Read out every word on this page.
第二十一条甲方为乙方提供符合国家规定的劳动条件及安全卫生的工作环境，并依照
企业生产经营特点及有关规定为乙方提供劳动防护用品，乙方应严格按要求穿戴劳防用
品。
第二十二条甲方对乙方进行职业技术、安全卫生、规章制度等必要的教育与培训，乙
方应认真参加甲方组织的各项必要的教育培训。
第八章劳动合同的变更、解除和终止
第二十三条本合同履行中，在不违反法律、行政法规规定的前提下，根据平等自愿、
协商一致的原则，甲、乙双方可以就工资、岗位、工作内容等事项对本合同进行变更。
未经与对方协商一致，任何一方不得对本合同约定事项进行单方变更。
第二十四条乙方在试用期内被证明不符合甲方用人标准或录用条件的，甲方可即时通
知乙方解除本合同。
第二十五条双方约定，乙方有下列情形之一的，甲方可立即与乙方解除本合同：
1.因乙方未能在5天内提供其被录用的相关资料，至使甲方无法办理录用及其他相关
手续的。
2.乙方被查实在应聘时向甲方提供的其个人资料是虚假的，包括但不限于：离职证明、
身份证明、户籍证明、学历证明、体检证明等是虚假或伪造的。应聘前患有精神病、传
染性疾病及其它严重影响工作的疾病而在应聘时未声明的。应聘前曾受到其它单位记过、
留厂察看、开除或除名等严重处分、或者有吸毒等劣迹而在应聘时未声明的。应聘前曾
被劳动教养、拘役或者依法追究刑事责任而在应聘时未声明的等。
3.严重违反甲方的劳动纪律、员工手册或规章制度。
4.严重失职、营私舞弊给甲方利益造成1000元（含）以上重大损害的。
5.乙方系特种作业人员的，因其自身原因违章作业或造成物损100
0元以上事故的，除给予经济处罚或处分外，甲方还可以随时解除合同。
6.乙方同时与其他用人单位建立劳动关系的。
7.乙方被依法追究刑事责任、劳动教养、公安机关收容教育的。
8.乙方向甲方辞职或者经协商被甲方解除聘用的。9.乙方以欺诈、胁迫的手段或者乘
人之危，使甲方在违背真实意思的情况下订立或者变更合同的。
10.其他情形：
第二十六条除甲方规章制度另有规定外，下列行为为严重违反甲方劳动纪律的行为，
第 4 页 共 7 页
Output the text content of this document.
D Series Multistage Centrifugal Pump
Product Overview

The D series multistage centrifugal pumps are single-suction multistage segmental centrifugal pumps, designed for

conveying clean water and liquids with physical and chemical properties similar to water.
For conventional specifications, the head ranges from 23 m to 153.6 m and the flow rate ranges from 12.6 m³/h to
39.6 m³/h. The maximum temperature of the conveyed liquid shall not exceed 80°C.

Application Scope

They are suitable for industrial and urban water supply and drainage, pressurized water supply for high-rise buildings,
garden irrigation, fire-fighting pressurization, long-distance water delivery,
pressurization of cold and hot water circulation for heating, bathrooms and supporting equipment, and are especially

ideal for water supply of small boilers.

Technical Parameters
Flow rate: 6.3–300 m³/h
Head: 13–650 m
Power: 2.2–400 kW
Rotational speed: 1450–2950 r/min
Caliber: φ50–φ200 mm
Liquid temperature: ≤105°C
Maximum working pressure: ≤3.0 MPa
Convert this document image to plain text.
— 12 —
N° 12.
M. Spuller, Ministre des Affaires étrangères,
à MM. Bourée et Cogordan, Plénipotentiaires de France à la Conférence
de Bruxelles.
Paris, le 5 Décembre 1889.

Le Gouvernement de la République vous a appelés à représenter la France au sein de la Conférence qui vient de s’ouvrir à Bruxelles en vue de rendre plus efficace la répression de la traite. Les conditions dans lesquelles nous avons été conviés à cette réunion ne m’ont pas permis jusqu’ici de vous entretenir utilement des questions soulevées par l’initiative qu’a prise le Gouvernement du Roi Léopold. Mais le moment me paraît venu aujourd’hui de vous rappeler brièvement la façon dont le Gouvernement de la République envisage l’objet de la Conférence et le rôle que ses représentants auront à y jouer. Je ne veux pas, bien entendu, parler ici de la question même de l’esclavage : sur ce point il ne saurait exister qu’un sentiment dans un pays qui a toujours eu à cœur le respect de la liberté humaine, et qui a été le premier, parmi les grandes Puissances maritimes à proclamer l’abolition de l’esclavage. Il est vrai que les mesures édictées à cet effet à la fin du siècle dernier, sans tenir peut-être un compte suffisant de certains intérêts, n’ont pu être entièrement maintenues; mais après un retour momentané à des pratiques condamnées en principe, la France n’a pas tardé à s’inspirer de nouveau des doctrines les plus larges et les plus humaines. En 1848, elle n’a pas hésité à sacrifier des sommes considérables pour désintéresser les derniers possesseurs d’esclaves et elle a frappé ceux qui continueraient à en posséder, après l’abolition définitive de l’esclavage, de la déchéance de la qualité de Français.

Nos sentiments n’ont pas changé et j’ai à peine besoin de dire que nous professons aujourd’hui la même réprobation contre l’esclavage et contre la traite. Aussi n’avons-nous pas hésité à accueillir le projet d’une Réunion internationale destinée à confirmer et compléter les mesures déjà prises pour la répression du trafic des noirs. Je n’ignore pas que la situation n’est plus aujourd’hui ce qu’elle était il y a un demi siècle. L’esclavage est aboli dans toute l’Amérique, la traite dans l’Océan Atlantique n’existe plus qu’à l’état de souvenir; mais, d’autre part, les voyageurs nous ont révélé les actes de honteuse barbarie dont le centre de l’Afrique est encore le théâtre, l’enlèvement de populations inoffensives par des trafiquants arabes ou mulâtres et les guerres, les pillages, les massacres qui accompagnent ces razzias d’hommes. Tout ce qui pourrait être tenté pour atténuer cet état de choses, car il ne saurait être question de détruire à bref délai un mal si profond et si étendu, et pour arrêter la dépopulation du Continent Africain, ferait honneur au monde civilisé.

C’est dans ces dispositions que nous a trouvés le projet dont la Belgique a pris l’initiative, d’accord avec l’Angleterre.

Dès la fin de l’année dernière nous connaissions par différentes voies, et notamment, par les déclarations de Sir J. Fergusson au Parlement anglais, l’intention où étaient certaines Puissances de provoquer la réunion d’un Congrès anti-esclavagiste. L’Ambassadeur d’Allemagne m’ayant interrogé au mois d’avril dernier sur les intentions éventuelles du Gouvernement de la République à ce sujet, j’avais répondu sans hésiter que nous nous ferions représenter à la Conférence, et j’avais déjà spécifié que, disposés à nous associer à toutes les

### What the task requires
Write the entire listing out again, word for word.

### Answer to the task
Read out every word on this page.
第二十一条甲方为乙方提供符合国家规定的劳动条件及安全卫生的工作环境，并依照
企业生产经营特点及有关规定为乙方提供劳动防护用品，乙方应严格按要求穿戴劳防用
品。
第二十二条甲方对乙方进行职业技术、安全卫生、规章制度等必要的教育与培训，乙
方应认真参加甲方组织的各项必要的教育培训。
第八章劳动合同的变更、解除和终止
第二十三条本合同履行中，在不违反法律、行政法规规定的前提下，根据平等自愿、
协商一致的原则，甲、乙双方可以就工资、岗位、工作内容等事项对本合同进行变更。
未经与对方协商一致，任何一方不得对本合同约定事项进行单方变更。
第二十四条乙方在试用期内被证明不符合甲方用人标准或录用条件的，甲方可即时通
知乙方解除本合同。
第二十五条双方约定，乙方有下列情形之一的，甲方可立即与乙方解除本合同：
1.因乙方未能在5天内提供其被录用的相关资料，至使甲方无法办理录用及其他相关
手续的。
2.乙方被查实在应聘时向甲方提供的其个人资料是虚假的，包括但不限于：离职证明、
身份证明、户籍证明、学历证明、体检证明等是虚假或伪造的。应聘前患有精神病、传
染性疾病及其它严重影响工作的疾病而在应聘时未声明的。应聘前曾受到其它单位记过、
留厂察看、开除或除名等严重处分、或者有吸毒等劣迹而在应聘时未声明的。应聘前曾
被劳动教养、拘役或者依法追究刑事责任而在应聘时未声明的等。
3.严重违反甲方的劳动纪律、员工手册或规章制度。
4.严重失职、营私舞弊给甲方利益造成1000元（含）以上重大损害的。
5.乙方系特种作业人员的，因其自身原因违章作业或造成物损100
0元以上事故的，除给予经济处罚或处分外，甲方还可以随时解除合同。
6.乙方同时与其他用人单位建立劳动关系的。
7.乙方被依法追究刑事责任、劳动教养、公安机关收容教育的。
8.乙方向甲方辞职或者经协商被甲方解除聘用的。9.乙方以欺诈、胁迫的手段或者乘
人之危，使甲方在违背真实意思的情况下订立或者变更合同的。
10.其他情形：
第二十六条除甲方规章制度另有规定外，下列行为为严重违反甲方劳动纪律的行为，
第 4 页 共 7 页
Output the text content of this document.
D Series Multistage Centrifugal Pump
Product Overview

The D series multistage centrifugal pumps are single-suction multistage segmental centrifugal pumps, designed for

conveying clean water and liquids with physical and chemical properties similar to water.
For conventional specifications, the head ranges from 23 m to 153.6 m and the flow rate ranges from 12.6 m³/h to
39.6 m³/h. The maximum temperature of the conveyed liquid shall not exceed 80°C.

Application Scope

They are suitable for industrial and urban water supply and drainage, pressurized water supply for high-rise buildings,
garden irrigation, fire-fighting pressurization, long-distance water delivery,
pressurization of cold and hot water circulation for heating, bathrooms and supporting equipment, and are especially

ideal for water supply of small boilers.

Technical Parameters
Flow rate: 6.3–300 m³/h
Head: 13–650 m
Power: 2.2–400 kW
Rotational speed: 1450–2950 r/min
Caliber: φ50–φ200 mm
Liquid temperature: ≤105°C
Maximum working pressure: ≤3.0 MPa
Convert this document image to plain text.
— 12 —
N° 12.
M. Spuller, Ministre des Affaires étrangères,
à MM. Bourée et Cogordan, Plénipotentiaires de France à la Conférence
de Bruxelles.
Paris, le 5 Décembre 1889.

Le Gouvernement de la République vous a appelés à représenter la France au sein de la Conférence qui vient de s’ouvrir à Bruxelles en vue de rendre plus efficace la répression de la traite. Les conditions dans lesquelles nous avons été conviés à cette réunion ne m’ont pas permis jusqu’ici de vous entretenir utilement des questions soulevées par l’initiative qu’a prise le Gouvernement du Roi Léopold. Mais le moment me paraît venu aujourd’hui de vous rappeler brièvement la façon dont le Gouvernement de la République envisage l’objet de la Conférence et le rôle que ses représentants auront à y jouer. Je ne veux pas, bien entendu, parler ici de la question même de l’esclavage : sur ce point il ne saurait exister qu’un sentiment dans un pays qui a toujours eu à cœur le respect de la liberté humaine, et qui a été le premier, parmi les grandes Puissances maritimes à proclamer l’abolition de l’esclavage. Il est vrai que les mesures édictées à cet effet à la fin du siècle dernier, sans tenir peut-être un compte suffisant de certains intérêts, n’ont pu être entièrement maintenues; mais après un retour momentané à des pratiques condamnées en principe, la France n’a pas tardé à s’inspirer de nouveau des doctrines les plus larges et les plus humaines. En 1848, elle n’a pas hésité à sacrifier des sommes considérables pour désintéresser les derniers possesseurs d’esclaves et elle a frappé ceux qui continueraient à en posséder, après l’abolition définitive de l’esclavage, de la déchéance de la qualité de Français.

Nos sentiments n’ont pas changé et j’ai à peine besoin de dire que nous professons aujourd’hui la même réprobation contre l’esclavage et contre la traite. Aussi n’avons-nous pas hésité à accueillir le projet d’une Réunion internationale destinée à confirmer et compléter les mesures déjà prises pour la répression du trafic des noirs. Je n’ignore pas que la situation n’est plus aujourd’hui ce qu’elle était il y a un demi siècle. L’esclavage est aboli dans toute l’Amérique, la traite dans l’Océan Atlantique n’existe plus qu’à l’état de souvenir; mais, d’autre part, les voyageurs nous ont révélé les actes de honteuse barbarie dont le centre de l’Afrique est encore le théâtre, l’enlèvement de populations inoffensives par des trafiquants arabes ou mulâtres et les guerres, les pillages, les massacres qui accompagnent ces razzias d’hommes. Tout ce qui pourrait être tenté pour atténuer cet état de choses, car il ne saurait être question de détruire à bref délai un mal si profond et si étendu, et pour arrêter la dépopulation du Continent Africain, ferait honneur au monde civilisé.

C’est dans ces dispositions que nous a trouvés le projet dont la Belgique a pris l’initiative, d’accord avec l’Angleterre.

Dès la fin de l’année dernière nous connaissions par différentes voies, et notamment, par les déclarations de Sir J. Fergusson au Parlement anglais, l’intention où étaient certaines Puissances de provoquer la réunion d’un Congrès anti-esclavagiste. L’Ambassadeur d’Allemagne m’ayant interrogé au mois d’avril dernier sur les intentions éventuelles du Gouvernement de la République à ce sujet, j’avais répondu sans hésiter que nous nous ferions représenter à la Conférence, et j’avais déjà spécifié que, disposés à nous associer à toutes les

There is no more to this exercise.